▸ INSTRUCTIONS TO FOLLOW
Start at the line containing "Convert this document image to plain text." and transcribe every line exactly through the end of the records below, and only those lines.

▸ DATASET RECORDS
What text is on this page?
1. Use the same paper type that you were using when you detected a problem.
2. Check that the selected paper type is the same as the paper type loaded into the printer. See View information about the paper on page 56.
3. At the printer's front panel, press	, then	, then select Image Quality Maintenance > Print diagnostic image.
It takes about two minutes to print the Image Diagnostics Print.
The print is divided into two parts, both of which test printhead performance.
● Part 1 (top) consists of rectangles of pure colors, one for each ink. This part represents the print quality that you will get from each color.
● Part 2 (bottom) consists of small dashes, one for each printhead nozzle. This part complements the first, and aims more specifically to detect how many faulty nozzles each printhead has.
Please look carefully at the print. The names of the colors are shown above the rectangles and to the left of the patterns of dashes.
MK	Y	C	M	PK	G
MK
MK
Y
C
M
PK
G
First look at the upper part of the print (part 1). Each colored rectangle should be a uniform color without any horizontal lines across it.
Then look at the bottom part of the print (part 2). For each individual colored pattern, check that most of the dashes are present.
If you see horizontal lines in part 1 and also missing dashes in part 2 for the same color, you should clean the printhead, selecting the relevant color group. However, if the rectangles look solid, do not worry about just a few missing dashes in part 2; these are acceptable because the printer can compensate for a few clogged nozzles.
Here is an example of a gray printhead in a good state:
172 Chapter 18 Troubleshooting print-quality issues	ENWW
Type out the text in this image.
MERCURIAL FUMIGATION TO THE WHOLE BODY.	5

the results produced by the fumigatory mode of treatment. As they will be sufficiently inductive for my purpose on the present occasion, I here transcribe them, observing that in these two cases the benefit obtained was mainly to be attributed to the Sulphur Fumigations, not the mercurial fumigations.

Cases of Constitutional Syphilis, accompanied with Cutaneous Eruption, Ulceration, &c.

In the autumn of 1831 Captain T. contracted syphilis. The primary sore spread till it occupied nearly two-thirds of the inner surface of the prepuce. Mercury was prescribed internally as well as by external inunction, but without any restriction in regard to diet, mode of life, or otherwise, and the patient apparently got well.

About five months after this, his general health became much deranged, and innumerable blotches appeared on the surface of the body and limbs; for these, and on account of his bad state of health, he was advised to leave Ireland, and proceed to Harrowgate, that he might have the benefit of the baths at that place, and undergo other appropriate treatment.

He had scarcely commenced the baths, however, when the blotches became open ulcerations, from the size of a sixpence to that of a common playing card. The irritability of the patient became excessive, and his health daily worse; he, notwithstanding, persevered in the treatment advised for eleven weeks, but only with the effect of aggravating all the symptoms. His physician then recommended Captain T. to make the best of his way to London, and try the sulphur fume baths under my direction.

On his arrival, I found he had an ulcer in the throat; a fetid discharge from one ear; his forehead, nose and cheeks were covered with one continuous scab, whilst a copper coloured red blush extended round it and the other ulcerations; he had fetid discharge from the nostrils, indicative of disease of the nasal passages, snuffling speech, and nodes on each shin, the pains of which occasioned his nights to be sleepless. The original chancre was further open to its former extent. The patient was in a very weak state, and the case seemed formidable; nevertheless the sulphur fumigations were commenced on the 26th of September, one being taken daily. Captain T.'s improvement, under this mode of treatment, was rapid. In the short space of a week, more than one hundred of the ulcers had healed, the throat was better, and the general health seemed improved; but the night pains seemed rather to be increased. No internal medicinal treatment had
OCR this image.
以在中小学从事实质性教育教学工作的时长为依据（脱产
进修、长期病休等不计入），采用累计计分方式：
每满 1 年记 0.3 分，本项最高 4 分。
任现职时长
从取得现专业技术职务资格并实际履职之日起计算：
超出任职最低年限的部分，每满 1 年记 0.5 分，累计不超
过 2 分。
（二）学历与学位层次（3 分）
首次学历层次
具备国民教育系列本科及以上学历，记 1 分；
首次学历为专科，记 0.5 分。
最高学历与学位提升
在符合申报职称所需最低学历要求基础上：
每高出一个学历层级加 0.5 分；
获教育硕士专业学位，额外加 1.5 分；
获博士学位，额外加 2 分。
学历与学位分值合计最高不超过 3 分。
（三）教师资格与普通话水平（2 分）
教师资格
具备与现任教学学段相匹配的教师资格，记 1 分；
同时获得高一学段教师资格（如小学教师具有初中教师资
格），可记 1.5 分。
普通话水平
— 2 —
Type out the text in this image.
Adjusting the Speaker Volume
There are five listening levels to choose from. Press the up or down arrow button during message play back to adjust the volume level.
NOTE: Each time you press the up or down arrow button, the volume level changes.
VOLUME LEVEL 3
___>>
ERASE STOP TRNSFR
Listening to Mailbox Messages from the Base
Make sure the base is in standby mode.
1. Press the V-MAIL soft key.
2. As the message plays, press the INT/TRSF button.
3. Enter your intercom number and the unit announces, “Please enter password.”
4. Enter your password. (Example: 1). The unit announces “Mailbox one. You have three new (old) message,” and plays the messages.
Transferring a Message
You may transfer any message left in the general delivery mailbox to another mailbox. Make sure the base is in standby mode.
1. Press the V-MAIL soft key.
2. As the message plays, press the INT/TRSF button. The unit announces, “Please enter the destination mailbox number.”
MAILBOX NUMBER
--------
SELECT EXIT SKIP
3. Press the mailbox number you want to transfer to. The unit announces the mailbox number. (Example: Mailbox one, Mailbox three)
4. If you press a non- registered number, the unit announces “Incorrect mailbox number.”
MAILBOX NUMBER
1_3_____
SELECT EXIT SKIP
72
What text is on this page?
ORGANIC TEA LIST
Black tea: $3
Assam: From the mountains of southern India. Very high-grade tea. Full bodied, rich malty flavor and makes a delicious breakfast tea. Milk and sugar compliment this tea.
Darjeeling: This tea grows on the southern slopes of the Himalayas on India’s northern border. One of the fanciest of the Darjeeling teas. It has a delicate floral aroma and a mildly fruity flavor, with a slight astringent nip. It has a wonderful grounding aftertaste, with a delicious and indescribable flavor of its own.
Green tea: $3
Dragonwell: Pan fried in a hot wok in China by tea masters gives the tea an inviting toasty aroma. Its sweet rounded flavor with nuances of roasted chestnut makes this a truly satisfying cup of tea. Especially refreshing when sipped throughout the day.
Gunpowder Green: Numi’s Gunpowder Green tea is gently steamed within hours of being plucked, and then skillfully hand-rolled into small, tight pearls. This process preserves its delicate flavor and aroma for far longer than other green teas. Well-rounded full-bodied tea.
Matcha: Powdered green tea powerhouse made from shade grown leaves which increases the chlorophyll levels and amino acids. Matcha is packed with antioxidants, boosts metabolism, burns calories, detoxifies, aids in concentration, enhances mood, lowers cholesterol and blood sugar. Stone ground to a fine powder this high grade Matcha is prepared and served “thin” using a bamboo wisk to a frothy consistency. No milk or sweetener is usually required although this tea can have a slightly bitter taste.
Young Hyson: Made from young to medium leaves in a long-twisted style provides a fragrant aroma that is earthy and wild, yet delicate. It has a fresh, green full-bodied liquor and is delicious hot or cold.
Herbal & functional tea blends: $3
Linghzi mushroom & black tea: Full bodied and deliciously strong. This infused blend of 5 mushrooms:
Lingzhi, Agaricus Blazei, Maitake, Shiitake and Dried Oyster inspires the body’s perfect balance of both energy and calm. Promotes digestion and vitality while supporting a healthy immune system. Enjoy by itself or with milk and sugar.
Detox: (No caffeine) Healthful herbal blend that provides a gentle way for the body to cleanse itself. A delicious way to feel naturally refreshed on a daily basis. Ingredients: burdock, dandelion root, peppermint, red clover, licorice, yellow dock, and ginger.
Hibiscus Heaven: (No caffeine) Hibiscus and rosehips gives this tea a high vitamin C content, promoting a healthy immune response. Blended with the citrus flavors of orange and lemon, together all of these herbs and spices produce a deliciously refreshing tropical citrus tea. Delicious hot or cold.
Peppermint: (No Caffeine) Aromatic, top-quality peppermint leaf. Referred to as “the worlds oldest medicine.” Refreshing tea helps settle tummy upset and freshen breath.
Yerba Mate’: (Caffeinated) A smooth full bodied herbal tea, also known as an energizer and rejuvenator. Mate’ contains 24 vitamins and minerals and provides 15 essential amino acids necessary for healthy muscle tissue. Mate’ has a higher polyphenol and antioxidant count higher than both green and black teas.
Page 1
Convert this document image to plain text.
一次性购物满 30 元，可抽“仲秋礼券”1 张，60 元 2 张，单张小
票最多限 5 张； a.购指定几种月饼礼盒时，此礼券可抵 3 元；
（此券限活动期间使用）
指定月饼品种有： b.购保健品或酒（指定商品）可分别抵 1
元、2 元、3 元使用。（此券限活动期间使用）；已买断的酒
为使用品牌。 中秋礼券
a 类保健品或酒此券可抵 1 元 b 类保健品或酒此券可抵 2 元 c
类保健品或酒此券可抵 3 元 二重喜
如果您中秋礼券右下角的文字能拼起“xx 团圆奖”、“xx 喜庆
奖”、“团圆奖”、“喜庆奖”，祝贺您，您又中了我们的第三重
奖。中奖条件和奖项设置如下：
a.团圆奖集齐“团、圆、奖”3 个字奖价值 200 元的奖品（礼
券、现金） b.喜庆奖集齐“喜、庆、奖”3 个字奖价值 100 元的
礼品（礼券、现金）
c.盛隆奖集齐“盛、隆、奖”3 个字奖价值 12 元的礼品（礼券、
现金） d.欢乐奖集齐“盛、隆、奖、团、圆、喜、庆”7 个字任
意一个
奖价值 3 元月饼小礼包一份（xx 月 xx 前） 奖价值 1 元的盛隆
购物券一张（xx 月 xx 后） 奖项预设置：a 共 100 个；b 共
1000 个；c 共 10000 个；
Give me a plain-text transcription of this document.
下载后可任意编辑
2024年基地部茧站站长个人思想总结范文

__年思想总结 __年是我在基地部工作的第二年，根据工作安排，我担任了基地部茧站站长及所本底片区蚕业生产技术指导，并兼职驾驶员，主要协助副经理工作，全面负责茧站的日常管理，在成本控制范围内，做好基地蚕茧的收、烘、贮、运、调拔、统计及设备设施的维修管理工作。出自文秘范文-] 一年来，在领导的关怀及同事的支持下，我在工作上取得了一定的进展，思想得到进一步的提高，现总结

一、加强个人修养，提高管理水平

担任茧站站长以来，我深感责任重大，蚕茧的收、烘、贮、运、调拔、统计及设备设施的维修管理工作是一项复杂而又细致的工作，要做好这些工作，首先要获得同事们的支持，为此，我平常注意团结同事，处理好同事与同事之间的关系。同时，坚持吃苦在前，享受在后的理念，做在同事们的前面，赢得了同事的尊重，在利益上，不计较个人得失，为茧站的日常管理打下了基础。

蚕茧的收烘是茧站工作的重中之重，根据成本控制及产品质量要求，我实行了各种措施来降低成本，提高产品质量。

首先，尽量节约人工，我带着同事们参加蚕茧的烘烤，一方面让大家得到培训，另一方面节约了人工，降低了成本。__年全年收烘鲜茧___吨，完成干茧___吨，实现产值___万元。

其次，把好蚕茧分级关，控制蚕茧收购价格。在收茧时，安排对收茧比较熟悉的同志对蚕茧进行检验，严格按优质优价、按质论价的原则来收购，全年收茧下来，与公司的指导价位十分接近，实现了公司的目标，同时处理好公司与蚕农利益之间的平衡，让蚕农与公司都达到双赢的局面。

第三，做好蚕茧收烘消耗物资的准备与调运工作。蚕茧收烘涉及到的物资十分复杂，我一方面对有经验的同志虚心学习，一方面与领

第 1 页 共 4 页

▸ REPLY
Convert this document image to plain text.
一次性购物满 30 元，可抽“仲秋礼券”1 张，60 元 2 张，单张小
票最多限 5 张； a.购指定几种月饼礼盒时，此礼券可抵 3 元；
（此券限活动期间使用）
指定月饼品种有： b.购保健品或酒（指定商品）可分别抵 1
元、2 元、3 元使用。（此券限活动期间使用）；已买断的酒
为使用品牌。 中秋礼券
a 类保健品或酒此券可抵 1 元 b 类保健品或酒此券可抵 2 元 c
类保健品或酒此券可抵 3 元 二重喜
如果您中秋礼券右下角的文字能拼起“xx 团圆奖”、“xx 喜庆
奖”、“团圆奖”、“喜庆奖”，祝贺您，您又中了我们的第三重
奖。中奖条件和奖项设置如下：
a.团圆奖集齐“团、圆、奖”3 个字奖价值 200 元的奖品（礼
券、现金） b.喜庆奖集齐“喜、庆、奖”3 个字奖价值 100 元的
礼品（礼券、现金）
c.盛隆奖集齐“盛、隆、奖”3 个字奖价值 12 元的礼品（礼券、
现金） d.欢乐奖集齐“盛、隆、奖、团、圆、喜、庆”7 个字任
意一个
奖价值 3 元月饼小礼包一份（xx 月 xx 前） 奖价值 1 元的盛隆
购物券一张（xx 月 xx 后） 奖项预设置：a 共 100 个；b 共
1000 个；c 共 10000 个；
Give me a plain-text transcription of this document.
下载后可任意编辑
2024年基地部茧站站长个人思想总结范文

__年思想总结 __年是我在基地部工作的第二年，根据工作安排，我担任了基地部茧站站长及所本底片区蚕业生产技术指导，并兼职驾驶员，主要协助副经理工作，全面负责茧站的日常管理，在成本控制范围内，做好基地蚕茧的收、烘、贮、运、调拔、统计及设备设施的维修管理工作。出自文秘范文-] 一年来，在领导的关怀及同事的支持下，我在工作上取得了一定的进展，思想得到进一步的提高，现总结

一、加强个人修养，提高管理水平

担任茧站站长以来，我深感责任重大，蚕茧的收、烘、贮、运、调拔、统计及设备设施的维修管理工作是一项复杂而又细致的工作，要做好这些工作，首先要获得同事们的支持，为此，我平常注意团结同事，处理好同事与同事之间的关系。同时，坚持吃苦在前，享受在后的理念，做在同事们的前面，赢得了同事的尊重，在利益上，不计较个人得失，为茧站的日常管理打下了基础。

蚕茧的收烘是茧站工作的重中之重，根据成本控制及产品质量要求，我实行了各种措施来降低成本，提高产品质量。

首先，尽量节约人工，我带着同事们参加蚕茧的烘烤，一方面让大家得到培训，另一方面节约了人工，降低了成本。__年全年收烘鲜茧___吨，完成干茧___吨，实现产值___万元。

其次，把好蚕茧分级关，控制蚕茧收购价格。在收茧时，安排对收茧比较熟悉的同志对蚕茧进行检验，严格按优质优价、按质论价的原则来收购，全年收茧下来，与公司的指导价位十分接近，实现了公司的目标，同时处理好公司与蚕农利益之间的平衡，让蚕农与公司都达到双赢的局面。

第三，做好蚕茧收烘消耗物资的准备与调运工作。蚕茧收烘涉及到的物资十分复杂，我一方面对有经验的同志虚心学习，一方面与领

第 1 页 共 4 页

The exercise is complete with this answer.